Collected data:
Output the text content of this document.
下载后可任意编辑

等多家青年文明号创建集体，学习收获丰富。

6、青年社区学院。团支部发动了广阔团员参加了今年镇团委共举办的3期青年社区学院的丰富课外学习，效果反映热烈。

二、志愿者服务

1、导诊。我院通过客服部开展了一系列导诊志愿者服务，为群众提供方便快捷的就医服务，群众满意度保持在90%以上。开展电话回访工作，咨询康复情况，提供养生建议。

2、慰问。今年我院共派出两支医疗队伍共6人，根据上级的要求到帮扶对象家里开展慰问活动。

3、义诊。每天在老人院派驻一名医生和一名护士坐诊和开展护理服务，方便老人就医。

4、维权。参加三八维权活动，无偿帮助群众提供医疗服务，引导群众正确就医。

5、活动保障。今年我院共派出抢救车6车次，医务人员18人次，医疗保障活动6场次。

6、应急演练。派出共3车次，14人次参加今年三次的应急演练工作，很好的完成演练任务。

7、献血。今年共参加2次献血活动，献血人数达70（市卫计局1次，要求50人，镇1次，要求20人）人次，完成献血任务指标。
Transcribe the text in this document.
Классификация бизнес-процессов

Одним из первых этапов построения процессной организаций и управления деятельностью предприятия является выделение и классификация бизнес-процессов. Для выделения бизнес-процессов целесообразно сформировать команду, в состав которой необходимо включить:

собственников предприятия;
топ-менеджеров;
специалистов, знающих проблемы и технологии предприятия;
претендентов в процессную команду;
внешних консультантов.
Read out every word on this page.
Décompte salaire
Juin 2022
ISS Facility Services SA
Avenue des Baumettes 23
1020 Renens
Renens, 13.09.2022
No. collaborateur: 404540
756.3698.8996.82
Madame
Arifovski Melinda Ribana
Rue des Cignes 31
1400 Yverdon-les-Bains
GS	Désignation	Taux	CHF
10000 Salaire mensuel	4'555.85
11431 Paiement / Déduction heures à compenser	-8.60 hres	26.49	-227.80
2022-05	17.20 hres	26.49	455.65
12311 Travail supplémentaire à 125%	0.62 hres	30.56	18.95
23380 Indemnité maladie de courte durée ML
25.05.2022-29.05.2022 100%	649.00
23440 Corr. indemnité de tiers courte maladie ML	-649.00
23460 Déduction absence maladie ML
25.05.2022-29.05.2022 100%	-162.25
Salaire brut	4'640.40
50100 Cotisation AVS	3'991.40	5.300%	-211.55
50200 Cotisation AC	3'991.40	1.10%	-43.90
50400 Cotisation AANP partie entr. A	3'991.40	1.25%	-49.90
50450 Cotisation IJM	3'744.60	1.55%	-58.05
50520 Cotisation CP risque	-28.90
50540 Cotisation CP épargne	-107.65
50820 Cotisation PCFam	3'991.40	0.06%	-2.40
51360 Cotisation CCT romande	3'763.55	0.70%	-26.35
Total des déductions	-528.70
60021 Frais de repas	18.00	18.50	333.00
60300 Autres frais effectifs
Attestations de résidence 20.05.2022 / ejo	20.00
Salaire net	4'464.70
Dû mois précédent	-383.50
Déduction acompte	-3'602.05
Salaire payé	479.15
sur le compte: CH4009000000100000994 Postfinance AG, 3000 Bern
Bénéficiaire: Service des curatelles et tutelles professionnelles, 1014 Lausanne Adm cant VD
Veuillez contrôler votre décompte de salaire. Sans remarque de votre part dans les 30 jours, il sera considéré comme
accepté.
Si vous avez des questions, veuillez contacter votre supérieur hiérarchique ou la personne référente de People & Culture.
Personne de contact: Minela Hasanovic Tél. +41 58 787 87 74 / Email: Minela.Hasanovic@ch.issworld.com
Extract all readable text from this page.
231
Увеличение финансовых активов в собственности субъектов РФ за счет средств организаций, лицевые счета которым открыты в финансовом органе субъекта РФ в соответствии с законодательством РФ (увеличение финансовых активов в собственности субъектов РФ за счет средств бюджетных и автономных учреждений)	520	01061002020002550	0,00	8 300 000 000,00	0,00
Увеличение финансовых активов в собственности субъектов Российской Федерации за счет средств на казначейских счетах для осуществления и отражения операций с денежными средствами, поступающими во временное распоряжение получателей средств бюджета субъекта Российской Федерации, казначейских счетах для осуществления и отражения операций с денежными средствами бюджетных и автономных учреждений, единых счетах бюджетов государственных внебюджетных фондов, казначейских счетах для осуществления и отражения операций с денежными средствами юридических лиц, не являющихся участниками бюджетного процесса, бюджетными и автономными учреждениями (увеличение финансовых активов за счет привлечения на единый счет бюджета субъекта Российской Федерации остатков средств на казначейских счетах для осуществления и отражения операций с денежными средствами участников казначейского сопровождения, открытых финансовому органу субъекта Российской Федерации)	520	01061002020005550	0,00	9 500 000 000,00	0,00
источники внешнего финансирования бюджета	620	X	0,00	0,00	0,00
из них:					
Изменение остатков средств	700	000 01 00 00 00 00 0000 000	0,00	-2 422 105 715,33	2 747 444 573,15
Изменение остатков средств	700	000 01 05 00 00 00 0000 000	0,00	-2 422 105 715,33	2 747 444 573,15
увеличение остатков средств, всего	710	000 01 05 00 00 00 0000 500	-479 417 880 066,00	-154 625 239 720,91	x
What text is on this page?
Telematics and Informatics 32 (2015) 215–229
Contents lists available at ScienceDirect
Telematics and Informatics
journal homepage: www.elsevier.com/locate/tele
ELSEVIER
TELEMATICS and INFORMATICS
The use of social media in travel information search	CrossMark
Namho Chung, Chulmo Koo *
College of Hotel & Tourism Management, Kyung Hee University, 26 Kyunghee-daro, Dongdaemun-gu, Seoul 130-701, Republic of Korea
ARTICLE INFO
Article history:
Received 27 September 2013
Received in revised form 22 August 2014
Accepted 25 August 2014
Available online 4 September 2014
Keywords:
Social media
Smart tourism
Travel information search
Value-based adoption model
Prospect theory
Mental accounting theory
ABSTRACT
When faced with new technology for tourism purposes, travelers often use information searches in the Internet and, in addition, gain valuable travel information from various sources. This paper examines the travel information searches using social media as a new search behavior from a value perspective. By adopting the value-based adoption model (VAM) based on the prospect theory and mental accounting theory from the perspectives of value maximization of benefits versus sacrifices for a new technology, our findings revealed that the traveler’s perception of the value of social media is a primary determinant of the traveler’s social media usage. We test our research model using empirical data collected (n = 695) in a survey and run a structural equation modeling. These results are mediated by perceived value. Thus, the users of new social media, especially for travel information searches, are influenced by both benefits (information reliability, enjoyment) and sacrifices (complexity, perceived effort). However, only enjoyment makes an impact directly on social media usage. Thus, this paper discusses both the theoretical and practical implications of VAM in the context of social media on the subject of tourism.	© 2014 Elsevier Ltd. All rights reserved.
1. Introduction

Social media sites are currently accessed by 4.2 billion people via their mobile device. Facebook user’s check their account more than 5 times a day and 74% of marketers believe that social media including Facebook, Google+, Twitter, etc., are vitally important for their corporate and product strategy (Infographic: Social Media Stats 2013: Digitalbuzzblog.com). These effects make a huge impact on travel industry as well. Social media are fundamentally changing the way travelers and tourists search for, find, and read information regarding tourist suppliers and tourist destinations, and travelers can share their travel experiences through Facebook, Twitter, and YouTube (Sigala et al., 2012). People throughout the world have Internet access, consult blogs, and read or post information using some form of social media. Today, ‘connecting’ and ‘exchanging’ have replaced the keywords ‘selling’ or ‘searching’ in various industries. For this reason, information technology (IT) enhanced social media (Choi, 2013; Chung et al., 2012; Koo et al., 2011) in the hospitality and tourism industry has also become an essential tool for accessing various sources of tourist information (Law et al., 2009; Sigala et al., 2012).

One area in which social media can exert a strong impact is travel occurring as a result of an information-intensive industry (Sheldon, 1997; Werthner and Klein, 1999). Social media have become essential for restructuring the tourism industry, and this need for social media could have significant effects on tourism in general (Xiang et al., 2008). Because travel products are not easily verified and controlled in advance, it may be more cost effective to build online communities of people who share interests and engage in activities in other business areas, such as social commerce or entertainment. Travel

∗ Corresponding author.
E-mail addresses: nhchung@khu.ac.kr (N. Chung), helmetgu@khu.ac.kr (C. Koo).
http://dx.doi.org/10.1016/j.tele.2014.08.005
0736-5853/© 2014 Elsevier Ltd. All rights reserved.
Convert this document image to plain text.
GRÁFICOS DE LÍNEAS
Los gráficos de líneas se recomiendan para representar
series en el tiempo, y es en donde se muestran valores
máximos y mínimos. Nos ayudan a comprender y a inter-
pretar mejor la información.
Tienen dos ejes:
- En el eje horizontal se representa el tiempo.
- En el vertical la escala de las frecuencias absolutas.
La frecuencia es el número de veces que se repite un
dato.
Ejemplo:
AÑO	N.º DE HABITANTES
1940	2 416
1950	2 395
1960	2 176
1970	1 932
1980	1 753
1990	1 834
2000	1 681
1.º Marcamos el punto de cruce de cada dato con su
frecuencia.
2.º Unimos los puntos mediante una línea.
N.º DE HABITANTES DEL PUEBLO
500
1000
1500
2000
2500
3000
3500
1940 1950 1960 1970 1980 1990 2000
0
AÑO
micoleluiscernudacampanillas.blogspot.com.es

◆ **WHAT IS EXPECTED**
Copy every line of the listing where the word "votre" appears.

◆ **OUTPUT FOR THIS EXERCISE**
Veuillez contrôler votre décompte de salaire. Sans remarque de votre part dans les 30 jours, il sera considéré comme
Si vous avez des questions, veuillez contacter votre supérieur hiérarchique ou la personne référente de People & Culture.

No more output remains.